=== SET TASK ===
Repeat every line of the listing below exactly, minus the pictures.

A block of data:
************

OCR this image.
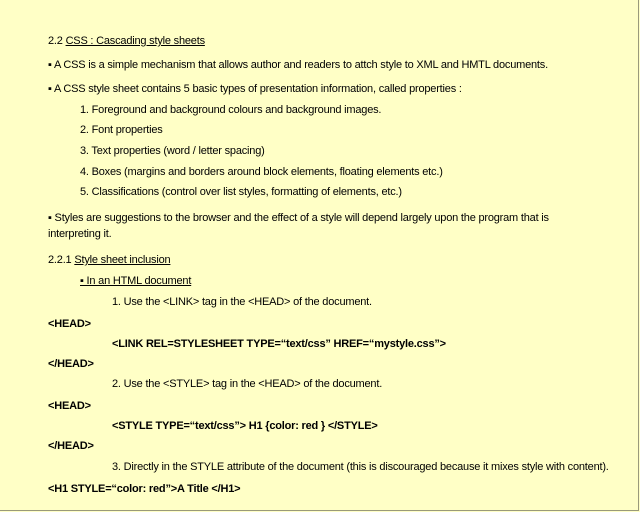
2.2 CSS : Cascading style sheets
▪ A CSS is a simple mechanism that allows author and readers to attch style to XML and HMTL documents.
▪ A CSS style sheet contains 5 basic types of presentation information, called properties :
1. Foreground and background colours and background images.
2. Font properties
3. Text properties (word / letter spacing)
4. Boxes (margins and borders around block elements, floating elements etc.)
5. Classifications (control over list styles, formatting of elements, etc.)
▪ Styles are suggestions to the browser and the effect of a style will depend largely upon the program that is interpreting it.
2.2.1 Style sheet inclusion
▪ In an HTML document
1. Use the <LINK> tag in the <HEAD> of the document.
<HEAD>
<LINK REL=STYLESHEET TYPE=“text/css” HREF=“mystyle.css”>
</HEAD>
2. Use the <STYLE> tag in the <HEAD> of the document.
<HEAD>
<STYLE TYPE=“text/css”> H1 {color: red } </STYLE>
</HEAD>
3. Directly in the STYLE attribute of the document (this is discouraged because it mixes style with content).
<H1 STYLE=“color: red”>A Title </H1>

************

=== WORKED ANSWER ===
OCR this image.
2.2 CSS : Cascading style sheets
▪ A CSS is a simple mechanism that allows author and readers to attch style to XML and HMTL documents.
▪ A CSS style sheet contains 5 basic types of presentation information, called properties :
1. Foreground and background colours and background images.
2. Font properties
3. Text properties (word / letter spacing)
4. Boxes (margins and borders around block elements, floating elements etc.)
5. Classifications (control over list styles, formatting of elements, etc.)
▪ Styles are suggestions to the browser and the effect of a style will depend largely upon the program that is interpreting it.
2.2.1 Style sheet inclusion
▪ In an HTML document
1. Use the <LINK> tag in the <HEAD> of the document.
<HEAD>
<LINK REL=STYLESHEET TYPE=“text/css” HREF=“mystyle.css”>
</HEAD>
2. Use the <STYLE> tag in the <HEAD> of the document.
<HEAD>
<STYLE TYPE=“text/css”> H1 {color: red } </STYLE>
</HEAD>
3. Directly in the STYLE attribute of the document (this is discouraged because it mixes style with content).
<H1 STYLE=“color: red”>A Title </H1>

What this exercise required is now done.